<<<<
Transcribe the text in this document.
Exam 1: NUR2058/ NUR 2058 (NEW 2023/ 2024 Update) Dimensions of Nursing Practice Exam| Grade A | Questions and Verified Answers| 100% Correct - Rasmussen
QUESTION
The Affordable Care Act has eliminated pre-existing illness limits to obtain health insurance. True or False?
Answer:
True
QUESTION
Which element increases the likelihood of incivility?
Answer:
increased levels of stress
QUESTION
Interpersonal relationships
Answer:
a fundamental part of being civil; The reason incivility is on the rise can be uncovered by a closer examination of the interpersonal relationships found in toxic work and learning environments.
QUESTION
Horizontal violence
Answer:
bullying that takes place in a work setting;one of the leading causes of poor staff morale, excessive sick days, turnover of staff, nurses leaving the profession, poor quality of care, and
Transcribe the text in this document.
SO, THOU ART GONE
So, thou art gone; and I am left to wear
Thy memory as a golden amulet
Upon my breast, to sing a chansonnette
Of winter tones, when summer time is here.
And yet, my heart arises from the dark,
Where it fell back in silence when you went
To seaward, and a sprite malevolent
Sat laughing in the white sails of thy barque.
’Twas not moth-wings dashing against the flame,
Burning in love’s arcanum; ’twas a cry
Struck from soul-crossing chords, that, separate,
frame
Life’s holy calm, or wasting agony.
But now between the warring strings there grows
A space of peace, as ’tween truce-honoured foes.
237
>>>>
### What is being asked
Copy out the data shown above without altering anything.

### Answer for this exercise
Transcribe the text in this document.
Exam 1: NUR2058/ NUR 2058 (NEW 2023/ 2024 Update) Dimensions of Nursing Practice Exam| Grade A | Questions and Verified Answers| 100% Correct - Rasmussen
QUESTION
The Affordable Care Act has eliminated pre-existing illness limits to obtain health insurance. True or False?
Answer:
True
QUESTION
Which element increases the likelihood of incivility?
Answer:
increased levels of stress
QUESTION
Interpersonal relationships
Answer:
a fundamental part of being civil; The reason incivility is on the rise can be uncovered by a closer examination of the interpersonal relationships found in toxic work and learning environments.
QUESTION
Horizontal violence
Answer:
bullying that takes place in a work setting;one of the leading causes of poor staff morale, excessive sick days, turnover of staff, nurses leaving the profession, poor quality of care, and
Transcribe the text in this document.
SO, THOU ART GONE
So, thou art gone; and I am left to wear
Thy memory as a golden amulet
Upon my breast, to sing a chansonnette
Of winter tones, when summer time is here.
And yet, my heart arises from the dark,
Where it fell back in silence when you went
To seaward, and a sprite malevolent
Sat laughing in the white sails of thy barque.
’Twas not moth-wings dashing against the flame,
Burning in love’s arcanum; ’twas a cry
Struck from soul-crossing chords, that, separate,
frame
Life’s holy calm, or wasting agony.
But now between the warring strings there grows
A space of peace, as ’tween truce-honoured foes.
237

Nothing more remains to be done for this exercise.